_MATERIAL PROVIDED_
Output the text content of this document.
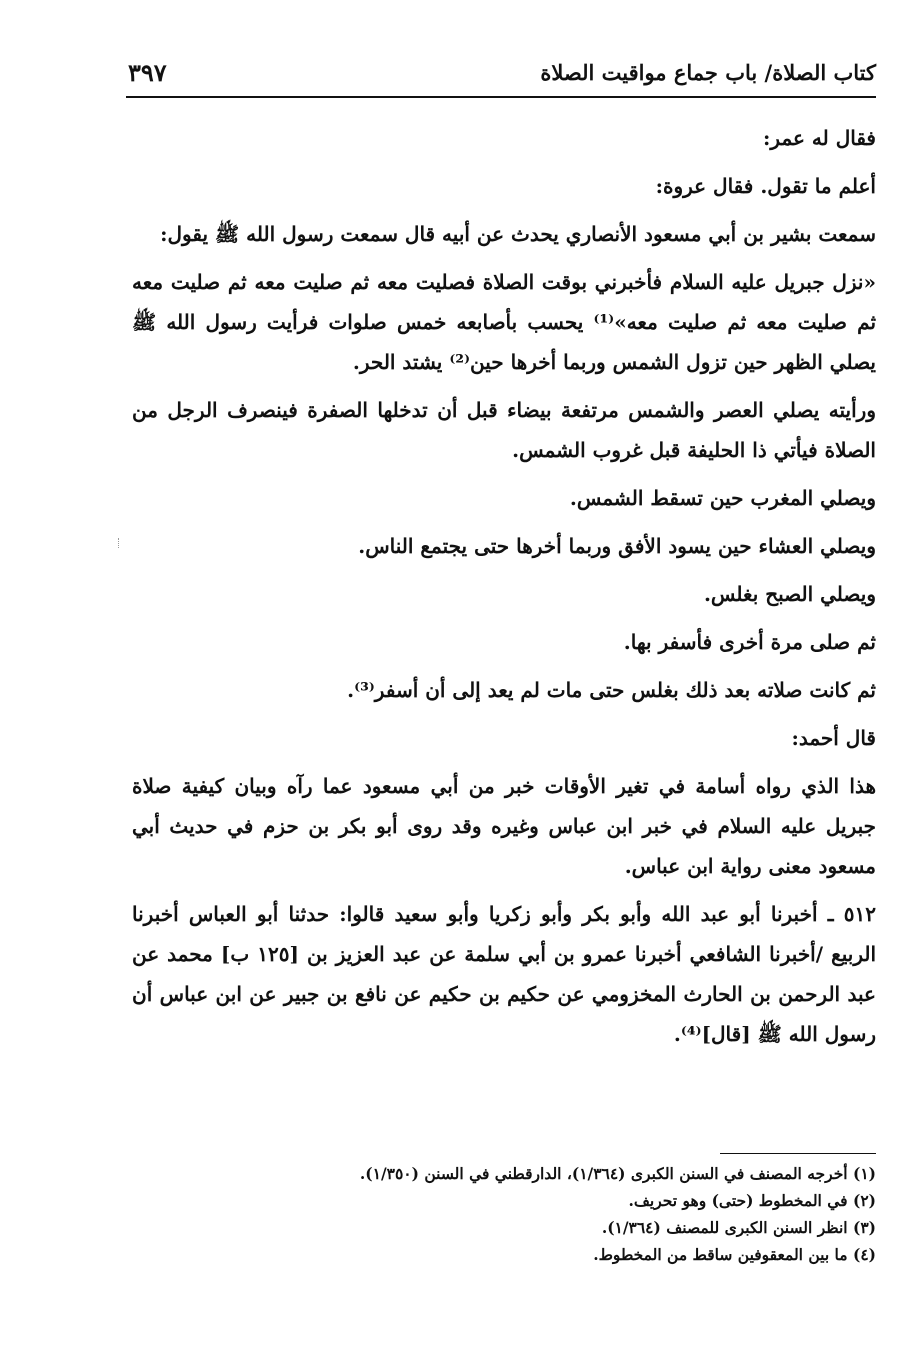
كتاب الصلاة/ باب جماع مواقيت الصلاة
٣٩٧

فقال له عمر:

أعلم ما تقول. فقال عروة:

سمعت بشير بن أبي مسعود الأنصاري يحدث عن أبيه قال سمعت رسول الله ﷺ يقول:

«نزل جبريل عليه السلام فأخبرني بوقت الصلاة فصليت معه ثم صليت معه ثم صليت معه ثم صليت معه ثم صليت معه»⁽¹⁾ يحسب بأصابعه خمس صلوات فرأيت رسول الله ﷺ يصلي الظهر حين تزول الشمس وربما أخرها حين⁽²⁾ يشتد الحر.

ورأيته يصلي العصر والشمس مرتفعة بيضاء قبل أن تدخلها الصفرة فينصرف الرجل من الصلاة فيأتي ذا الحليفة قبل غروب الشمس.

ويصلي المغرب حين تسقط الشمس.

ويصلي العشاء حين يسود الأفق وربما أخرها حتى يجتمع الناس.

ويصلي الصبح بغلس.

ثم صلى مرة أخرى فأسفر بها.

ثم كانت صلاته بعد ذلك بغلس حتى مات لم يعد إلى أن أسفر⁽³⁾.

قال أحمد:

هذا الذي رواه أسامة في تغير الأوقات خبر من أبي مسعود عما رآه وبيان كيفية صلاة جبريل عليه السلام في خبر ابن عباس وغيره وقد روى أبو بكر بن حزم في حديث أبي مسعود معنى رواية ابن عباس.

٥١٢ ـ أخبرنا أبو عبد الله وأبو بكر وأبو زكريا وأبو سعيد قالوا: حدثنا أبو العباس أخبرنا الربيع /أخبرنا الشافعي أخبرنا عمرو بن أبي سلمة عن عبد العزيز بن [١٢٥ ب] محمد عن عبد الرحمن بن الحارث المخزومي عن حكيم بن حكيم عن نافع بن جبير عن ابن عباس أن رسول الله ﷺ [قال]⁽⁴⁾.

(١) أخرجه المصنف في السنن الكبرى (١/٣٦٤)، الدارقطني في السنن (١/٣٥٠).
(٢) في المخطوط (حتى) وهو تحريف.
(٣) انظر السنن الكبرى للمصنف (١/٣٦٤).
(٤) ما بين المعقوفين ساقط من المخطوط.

_EXERCISE DETAILS_
Copy every entry exactly as written. Pictures are excluded.

_FINAL RESULT_
Output the text content of this document.
كتاب الصلاة/ باب جماع مواقيت الصلاة
٣٩٧

فقال له عمر:

أعلم ما تقول. فقال عروة:

سمعت بشير بن أبي مسعود الأنصاري يحدث عن أبيه قال سمعت رسول الله ﷺ يقول:

«نزل جبريل عليه السلام فأخبرني بوقت الصلاة فصليت معه ثم صليت معه ثم صليت معه ثم صليت معه ثم صليت معه»⁽¹⁾ يحسب بأصابعه خمس صلوات فرأيت رسول الله ﷺ يصلي الظهر حين تزول الشمس وربما أخرها حين⁽²⁾ يشتد الحر.

ورأيته يصلي العصر والشمس مرتفعة بيضاء قبل أن تدخلها الصفرة فينصرف الرجل من الصلاة فيأتي ذا الحليفة قبل غروب الشمس.

ويصلي المغرب حين تسقط الشمس.

ويصلي العشاء حين يسود الأفق وربما أخرها حتى يجتمع الناس.

ويصلي الصبح بغلس.

ثم صلى مرة أخرى فأسفر بها.

ثم كانت صلاته بعد ذلك بغلس حتى مات لم يعد إلى أن أسفر⁽³⁾.

قال أحمد:

هذا الذي رواه أسامة في تغير الأوقات خبر من أبي مسعود عما رآه وبيان كيفية صلاة جبريل عليه السلام في خبر ابن عباس وغيره وقد روى أبو بكر بن حزم في حديث أبي مسعود معنى رواية ابن عباس.

٥١٢ ـ أخبرنا أبو عبد الله وأبو بكر وأبو زكريا وأبو سعيد قالوا: حدثنا أبو العباس أخبرنا الربيع /أخبرنا الشافعي أخبرنا عمرو بن أبي سلمة عن عبد العزيز بن [١٢٥ ب] محمد عن عبد الرحمن بن الحارث المخزومي عن حكيم بن حكيم عن نافع بن جبير عن ابن عباس أن رسول الله ﷺ [قال]⁽⁴⁾.

(١) أخرجه المصنف في السنن الكبرى (١/٣٦٤)، الدارقطني في السنن (١/٣٥٠).
(٢) في المخطوط (حتى) وهو تحريف.
(٣) انظر السنن الكبرى للمصنف (١/٣٦٤).
(٤) ما بين المعقوفين ساقط من المخطوط.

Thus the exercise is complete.